→ **Given task**: Entries follow. Set all of them down as they stand.

(Collected data entries)
★ ★ ★ ★ ★

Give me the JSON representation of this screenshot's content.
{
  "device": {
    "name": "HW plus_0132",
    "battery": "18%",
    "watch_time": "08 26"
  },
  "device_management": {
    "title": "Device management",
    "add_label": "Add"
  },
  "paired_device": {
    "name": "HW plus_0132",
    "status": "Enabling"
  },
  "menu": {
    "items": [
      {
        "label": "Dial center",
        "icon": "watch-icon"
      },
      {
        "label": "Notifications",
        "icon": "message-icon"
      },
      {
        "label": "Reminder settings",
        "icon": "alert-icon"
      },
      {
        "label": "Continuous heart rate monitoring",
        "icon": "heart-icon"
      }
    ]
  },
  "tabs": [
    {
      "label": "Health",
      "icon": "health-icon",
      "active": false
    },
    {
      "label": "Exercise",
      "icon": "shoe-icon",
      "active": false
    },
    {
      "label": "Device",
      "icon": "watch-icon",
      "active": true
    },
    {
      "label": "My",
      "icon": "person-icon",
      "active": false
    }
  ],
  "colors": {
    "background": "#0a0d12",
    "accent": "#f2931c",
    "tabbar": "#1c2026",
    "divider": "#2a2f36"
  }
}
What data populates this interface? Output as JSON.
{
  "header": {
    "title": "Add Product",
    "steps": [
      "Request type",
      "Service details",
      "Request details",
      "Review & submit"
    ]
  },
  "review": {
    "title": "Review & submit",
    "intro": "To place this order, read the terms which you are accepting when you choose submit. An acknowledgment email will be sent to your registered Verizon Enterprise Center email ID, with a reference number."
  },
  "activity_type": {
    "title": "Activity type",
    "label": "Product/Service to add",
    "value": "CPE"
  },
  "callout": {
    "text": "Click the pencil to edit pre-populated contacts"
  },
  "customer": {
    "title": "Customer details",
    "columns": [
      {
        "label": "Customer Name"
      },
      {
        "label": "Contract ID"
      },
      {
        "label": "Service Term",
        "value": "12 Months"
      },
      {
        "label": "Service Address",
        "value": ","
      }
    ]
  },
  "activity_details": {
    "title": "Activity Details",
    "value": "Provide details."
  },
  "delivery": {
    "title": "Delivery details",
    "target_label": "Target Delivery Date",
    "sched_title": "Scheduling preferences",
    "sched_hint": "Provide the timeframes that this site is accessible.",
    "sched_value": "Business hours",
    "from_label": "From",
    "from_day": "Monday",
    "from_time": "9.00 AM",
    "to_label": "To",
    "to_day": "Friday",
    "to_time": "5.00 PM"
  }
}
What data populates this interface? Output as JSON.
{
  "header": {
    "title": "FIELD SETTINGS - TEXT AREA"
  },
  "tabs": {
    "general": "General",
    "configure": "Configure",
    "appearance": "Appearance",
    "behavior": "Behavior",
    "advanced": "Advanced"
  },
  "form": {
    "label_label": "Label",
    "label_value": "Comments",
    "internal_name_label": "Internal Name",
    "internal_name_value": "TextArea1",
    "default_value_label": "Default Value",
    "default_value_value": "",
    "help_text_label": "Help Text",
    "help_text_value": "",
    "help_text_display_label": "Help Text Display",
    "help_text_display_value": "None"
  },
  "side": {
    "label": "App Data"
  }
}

★ ★ ★ ★ ★

→ **Response to this task**:
Give me the JSON representation of this screenshot's content.
{
  "device": {
    "name": "HW plus_0132",
    "battery": "18%",
    "watch_time": "08 26"
  },
  "device_management": {
    "title": "Device management",
    "add_label": "Add"
  },
  "paired_device": {
    "name": "HW plus_0132",
    "status": "Enabling"
  },
  "menu": {
    "items": [
      {
        "label": "Dial center",
        "icon": "watch-icon"
      },
      {
        "label": "Notifications",
        "icon": "message-icon"
      },
      {
        "label": "Reminder settings",
        "icon": "alert-icon"
      },
      {
        "label": "Continuous heart rate monitoring",
        "icon": "heart-icon"
      }
    ]
  },
  "tabs": [
    {
      "label": "Health",
      "icon": "health-icon",
      "active": false
    },
    {
      "label": "Exercise",
      "icon": "shoe-icon",
      "active": false
    },
    {
      "label": "Device",
      "icon": "watch-icon",
      "active": true
    },
    {
      "label": "My",
      "icon": "person-icon",
      "active": false
    }
  ],
  "colors": {
    "background": "#0a0d12",
    "accent": "#f2931c",
    "tabbar": "#1c2026",
    "divider": "#2a2f36"
  }
}
What data populates this interface? Output as JSON.
{
  "header": {
    "title": "Add Product",
    "steps": [
      "Request type",
      "Service details",
      "Request details",
      "Review & submit"
    ]
  },
  "review": {
    "title": "Review & submit",
    "intro": "To place this order, read the terms which you are accepting when you choose submit. An acknowledgment email will be sent to your registered Verizon Enterprise Center email ID, with a reference number."
  },
  "activity_type": {
    "title": "Activity type",
    "label": "Product/Service to add",
    "value": "CPE"
  },
  "callout": {
    "text": "Click the pencil to edit pre-populated contacts"
  },
  "customer": {
    "title": "Customer details",
    "columns": [
      {
        "label": "Customer Name"
      },
      {
        "label": "Contract ID"
      },
      {
        "label": "Service Term",
        "value": "12 Months"
      },
      {
        "label": "Service Address",
        "value": ","
      }
    ]
  },
  "activity_details": {
    "title": "Activity Details",
    "value": "Provide details."
  },
  "delivery": {
    "title": "Delivery details",
    "target_label": "Target Delivery Date",
    "sched_title": "Scheduling preferences",
    "sched_hint": "Provide the timeframes that this site is accessible.",
    "sched_value": "Business hours",
    "from_label": "From",
    "from_day": "Monday",
    "from_time": "9.00 AM",
    "to_label": "To",
    "to_day": "Friday",
    "to_time": "5.00 PM"
  }
}
What data populates this interface? Output as JSON.
{
  "header": {
    "title": "FIELD SETTINGS - TEXT AREA"
  },
  "tabs": {
    "general": "General",
    "configure": "Configure",
    "appearance": "Appearance",
    "behavior": "Behavior",
    "advanced": "Advanced"
  },
  "form": {
    "label_label": "Label",
    "label_value": "Comments",
    "internal_name_label": "Internal Name",
    "internal_name_value": "TextArea1",
    "default_value_label": "Default Value",
    "default_value_value": "",
    "help_text_label": "Help Text",
    "help_text_value": "",
    "help_text_display_label": "Help Text Display",
    "help_text_display_value": "None"
  },
  "side": {
    "label": "App Data"
  }
}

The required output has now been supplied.